Written exercise: Return the complete listing that follows, with each line reproduced exactly.

Extracted data entries:
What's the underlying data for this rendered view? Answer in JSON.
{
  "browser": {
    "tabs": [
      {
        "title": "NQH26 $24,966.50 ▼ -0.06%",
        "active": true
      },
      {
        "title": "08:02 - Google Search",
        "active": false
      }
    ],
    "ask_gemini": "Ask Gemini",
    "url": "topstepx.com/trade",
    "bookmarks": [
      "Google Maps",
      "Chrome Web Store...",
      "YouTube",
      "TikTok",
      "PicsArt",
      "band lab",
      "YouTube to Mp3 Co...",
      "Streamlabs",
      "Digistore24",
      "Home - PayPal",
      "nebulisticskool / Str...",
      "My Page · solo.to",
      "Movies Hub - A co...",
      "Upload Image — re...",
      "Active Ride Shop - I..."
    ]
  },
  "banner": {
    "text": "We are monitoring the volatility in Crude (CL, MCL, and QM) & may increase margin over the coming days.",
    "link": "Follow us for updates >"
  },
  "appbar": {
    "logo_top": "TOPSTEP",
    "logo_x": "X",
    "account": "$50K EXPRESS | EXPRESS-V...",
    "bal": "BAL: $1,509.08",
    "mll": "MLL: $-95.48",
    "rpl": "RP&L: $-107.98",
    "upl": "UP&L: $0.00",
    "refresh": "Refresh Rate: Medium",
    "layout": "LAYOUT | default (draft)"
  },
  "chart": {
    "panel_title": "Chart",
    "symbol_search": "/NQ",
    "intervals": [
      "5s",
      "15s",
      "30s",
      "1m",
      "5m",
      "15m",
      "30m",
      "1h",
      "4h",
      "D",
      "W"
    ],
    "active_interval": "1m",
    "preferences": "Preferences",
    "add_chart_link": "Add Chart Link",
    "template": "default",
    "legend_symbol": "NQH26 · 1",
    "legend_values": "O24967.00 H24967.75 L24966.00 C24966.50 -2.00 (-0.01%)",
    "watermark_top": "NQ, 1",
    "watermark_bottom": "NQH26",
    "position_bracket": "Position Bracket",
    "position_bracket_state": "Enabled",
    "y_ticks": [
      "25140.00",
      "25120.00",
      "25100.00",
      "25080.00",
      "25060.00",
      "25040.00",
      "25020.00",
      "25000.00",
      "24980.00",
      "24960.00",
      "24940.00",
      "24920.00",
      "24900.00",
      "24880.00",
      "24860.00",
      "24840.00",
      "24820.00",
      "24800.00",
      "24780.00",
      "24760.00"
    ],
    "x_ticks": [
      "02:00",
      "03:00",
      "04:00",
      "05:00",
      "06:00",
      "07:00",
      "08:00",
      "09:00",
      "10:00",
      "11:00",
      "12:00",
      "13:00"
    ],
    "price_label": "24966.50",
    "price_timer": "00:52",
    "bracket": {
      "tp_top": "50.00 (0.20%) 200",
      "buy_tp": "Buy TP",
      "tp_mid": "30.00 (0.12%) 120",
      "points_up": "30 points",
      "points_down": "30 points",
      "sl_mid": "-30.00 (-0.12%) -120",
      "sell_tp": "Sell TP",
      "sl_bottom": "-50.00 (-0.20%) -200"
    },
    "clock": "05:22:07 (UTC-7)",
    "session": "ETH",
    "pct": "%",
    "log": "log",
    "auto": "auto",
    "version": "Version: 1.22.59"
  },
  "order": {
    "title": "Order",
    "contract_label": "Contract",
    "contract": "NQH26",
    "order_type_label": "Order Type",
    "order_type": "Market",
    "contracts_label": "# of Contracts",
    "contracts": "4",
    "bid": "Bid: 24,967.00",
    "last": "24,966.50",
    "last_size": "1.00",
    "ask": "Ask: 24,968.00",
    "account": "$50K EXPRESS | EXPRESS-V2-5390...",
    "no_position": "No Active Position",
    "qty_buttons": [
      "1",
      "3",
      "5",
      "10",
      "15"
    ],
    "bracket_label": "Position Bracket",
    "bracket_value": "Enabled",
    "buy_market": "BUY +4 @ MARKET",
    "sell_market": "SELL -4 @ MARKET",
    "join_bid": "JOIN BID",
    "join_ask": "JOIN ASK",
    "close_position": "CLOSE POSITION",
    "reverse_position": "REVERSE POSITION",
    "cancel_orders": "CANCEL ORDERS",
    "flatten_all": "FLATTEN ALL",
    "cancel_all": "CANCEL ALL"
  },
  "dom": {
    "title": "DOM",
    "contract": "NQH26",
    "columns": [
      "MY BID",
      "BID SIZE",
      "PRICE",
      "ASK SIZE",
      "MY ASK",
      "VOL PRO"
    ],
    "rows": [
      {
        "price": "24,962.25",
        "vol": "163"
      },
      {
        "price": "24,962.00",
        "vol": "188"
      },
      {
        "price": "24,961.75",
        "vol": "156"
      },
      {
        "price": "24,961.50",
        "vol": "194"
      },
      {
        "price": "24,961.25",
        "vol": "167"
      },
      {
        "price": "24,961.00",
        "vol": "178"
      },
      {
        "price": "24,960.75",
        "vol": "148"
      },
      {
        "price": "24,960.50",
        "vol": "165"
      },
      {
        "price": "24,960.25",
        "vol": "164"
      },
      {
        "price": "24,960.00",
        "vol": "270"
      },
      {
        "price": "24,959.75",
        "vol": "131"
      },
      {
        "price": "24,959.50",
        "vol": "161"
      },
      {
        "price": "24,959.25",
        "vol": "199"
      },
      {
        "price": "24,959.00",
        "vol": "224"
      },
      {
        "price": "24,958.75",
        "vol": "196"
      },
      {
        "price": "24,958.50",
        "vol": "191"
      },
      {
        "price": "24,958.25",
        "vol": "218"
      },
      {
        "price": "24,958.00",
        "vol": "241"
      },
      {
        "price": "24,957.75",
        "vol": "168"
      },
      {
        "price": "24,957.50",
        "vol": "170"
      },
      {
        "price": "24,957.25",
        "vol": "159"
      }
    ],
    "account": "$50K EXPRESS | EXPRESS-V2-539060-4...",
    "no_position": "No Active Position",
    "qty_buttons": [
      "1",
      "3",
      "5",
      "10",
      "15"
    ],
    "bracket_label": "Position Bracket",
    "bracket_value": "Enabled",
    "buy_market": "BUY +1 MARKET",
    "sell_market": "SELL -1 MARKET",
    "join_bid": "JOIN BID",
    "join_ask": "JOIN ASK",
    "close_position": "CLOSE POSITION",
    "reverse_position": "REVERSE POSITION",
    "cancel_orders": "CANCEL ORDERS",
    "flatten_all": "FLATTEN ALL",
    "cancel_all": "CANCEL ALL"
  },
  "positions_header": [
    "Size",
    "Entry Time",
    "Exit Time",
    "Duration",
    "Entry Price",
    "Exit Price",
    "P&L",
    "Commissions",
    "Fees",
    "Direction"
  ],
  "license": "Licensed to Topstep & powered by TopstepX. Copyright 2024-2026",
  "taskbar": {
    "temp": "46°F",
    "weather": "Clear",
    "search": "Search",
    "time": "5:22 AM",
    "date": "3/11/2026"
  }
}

Correct response:
What's the underlying data for this rendered view? Answer in JSON.
{
  "browser": {
    "tabs": [
      {
        "title": "NQH26 $24,966.50 ▼ -0.06%",
        "active": true
      },
      {
        "title": "08:02 - Google Search",
        "active": false
      }
    ],
    "ask_gemini": "Ask Gemini",
    "url": "topstepx.com/trade",
    "bookmarks": [
      "Google Maps",
      "Chrome Web Store...",
      "YouTube",
      "TikTok",
      "PicsArt",
      "band lab",
      "YouTube to Mp3 Co...",
      "Streamlabs",
      "Digistore24",
      "Home - PayPal",
      "nebulisticskool / Str...",
      "My Page · solo.to",
      "Movies Hub - A co...",
      "Upload Image — re...",
      "Active Ride Shop - I..."
    ]
  },
  "banner": {
    "text": "We are monitoring the volatility in Crude (CL, MCL, and QM) & may increase margin over the coming days.",
    "link": "Follow us for updates >"
  },
  "appbar": {
    "logo_top": "TOPSTEP",
    "logo_x": "X",
    "account": "$50K EXPRESS | EXPRESS-V...",
    "bal": "BAL: $1,509.08",
    "mll": "MLL: $-95.48",
    "rpl": "RP&L: $-107.98",
    "upl": "UP&L: $0.00",
    "refresh": "Refresh Rate: Medium",
    "layout": "LAYOUT | default (draft)"
  },
  "chart": {
    "panel_title": "Chart",
    "symbol_search": "/NQ",
    "intervals": [
      "5s",
      "15s",
      "30s",
      "1m",
      "5m",
      "15m",
      "30m",
      "1h",
      "4h",
      "D",
      "W"
    ],
    "active_interval": "1m",
    "preferences": "Preferences",
    "add_chart_link": "Add Chart Link",
    "template": "default",
    "legend_symbol": "NQH26 · 1",
    "legend_values": "O24967.00 H24967.75 L24966.00 C24966.50 -2.00 (-0.01%)",
    "watermark_top": "NQ, 1",
    "watermark_bottom": "NQH26",
    "position_bracket": "Position Bracket",
    "position_bracket_state": "Enabled",
    "y_ticks": [
      "25140.00",
      "25120.00",
      "25100.00",
      "25080.00",
      "25060.00",
      "25040.00",
      "25020.00",
      "25000.00",
      "24980.00",
      "24960.00",
      "24940.00",
      "24920.00",
      "24900.00",
      "24880.00",
      "24860.00",
      "24840.00",
      "24820.00",
      "24800.00",
      "24780.00",
      "24760.00"
    ],
    "x_ticks": [
      "02:00",
      "03:00",
      "04:00",
      "05:00",
      "06:00",
      "07:00",
      "08:00",
      "09:00",
      "10:00",
      "11:00",
      "12:00",
      "13:00"
    ],
    "price_label": "24966.50",
    "price_timer": "00:52",
    "bracket": {
      "tp_top": "50.00 (0.20%) 200",
      "buy_tp": "Buy TP",
      "tp_mid": "30.00 (0.12%) 120",
      "points_up": "30 points",
      "points_down": "30 points",
      "sl_mid": "-30.00 (-0.12%) -120",
      "sell_tp": "Sell TP",
      "sl_bottom": "-50.00 (-0.20%) -200"
    },
    "clock": "05:22:07 (UTC-7)",
    "session": "ETH",
    "pct": "%",
    "log": "log",
    "auto": "auto",
    "version": "Version: 1.22.59"
  },
  "order": {
    "title": "Order",
    "contract_label": "Contract",
    "contract": "NQH26",
    "order_type_label": "Order Type",
    "order_type": "Market",
    "contracts_label": "# of Contracts",
    "contracts": "4",
    "bid": "Bid: 24,967.00",
    "last": "24,966.50",
    "last_size": "1.00",
    "ask": "Ask: 24,968.00",
    "account": "$50K EXPRESS | EXPRESS-V2-5390...",
    "no_position": "No Active Position",
    "qty_buttons": [
      "1",
      "3",
      "5",
      "10",
      "15"
    ],
    "bracket_label": "Position Bracket",
    "bracket_value": "Enabled",
    "buy_market": "BUY +4 @ MARKET",
    "sell_market": "SELL -4 @ MARKET",
    "join_bid": "JOIN BID",
    "join_ask": "JOIN ASK",
    "close_position": "CLOSE POSITION",
    "reverse_position": "REVERSE POSITION",
    "cancel_orders": "CANCEL ORDERS",
    "flatten_all": "FLATTEN ALL",
    "cancel_all": "CANCEL ALL"
  },
  "dom": {
    "title": "DOM",
    "contract": "NQH26",
    "columns": [
      "MY BID",
      "BID SIZE",
      "PRICE",
      "ASK SIZE",
      "MY ASK",
      "VOL PRO"
    ],
    "rows": [
      {
        "price": "24,962.25",
        "vol": "163"
      },
      {
        "price": "24,962.00",
        "vol": "188"
      },
      {
        "price": "24,961.75",
        "vol": "156"
      },
      {
        "price": "24,961.50",
        "vol": "194"
      },
      {
        "price": "24,961.25",
        "vol": "167"
      },
      {
        "price": "24,961.00",
        "vol": "178"
      },
      {
        "price": "24,960.75",
        "vol": "148"
      },
      {
        "price": "24,960.50",
        "vol": "165"
      },
      {
        "price": "24,960.25",
        "vol": "164"
      },
      {
        "price": "24,960.00",
        "vol": "270"
      },
      {
        "price": "24,959.75",
        "vol": "131"
      },
      {
        "price": "24,959.50",
        "vol": "161"
      },
      {
        "price": "24,959.25",
        "vol": "199"
      },
      {
        "price": "24,959.00",
        "vol": "224"
      },
      {
        "price": "24,958.75",
        "vol": "196"
      },
      {
        "price": "24,958.50",
        "vol": "191"
      },
      {
        "price": "24,958.25",
        "vol": "218"
      },
      {
        "price": "24,958.00",
        "vol": "241"
      },
      {
        "price": "24,957.75",
        "vol": "168"
      },
      {
        "price": "24,957.50",
        "vol": "170"
      },
      {
        "price": "24,957.25",
        "vol": "159"
      }
    ],
    "account": "$50K EXPRESS | EXPRESS-V2-539060-4...",
    "no_position": "No Active Position",
    "qty_buttons": [
      "1",
      "3",
      "5",
      "10",
      "15"
    ],
    "bracket_label": "Position Bracket",
    "bracket_value": "Enabled",
    "buy_market": "BUY +1 MARKET",
    "sell_market": "SELL -1 MARKET",
    "join_bid": "JOIN BID",
    "join_ask": "JOIN ASK",
    "close_position": "CLOSE POSITION",
    "reverse_position": "REVERSE POSITION",
    "cancel_orders": "CANCEL ORDERS",
    "flatten_all": "FLATTEN ALL",
    "cancel_all": "CANCEL ALL"
  },
  "positions_header": [
    "Size",
    "Entry Time",
    "Exit Time",
    "Duration",
    "Entry Price",
    "Exit Price",
    "P&L",
    "Commissions",
    "Fees",
    "Direction"
  ],
  "license": "Licensed to Topstep & powered by TopstepX. Copyright 2024-2026",
  "taskbar": {
    "temp": "46°F",
    "weather": "Clear",
    "search": "Search",
    "time": "5:22 AM",
    "date": "3/11/2026"
  }
}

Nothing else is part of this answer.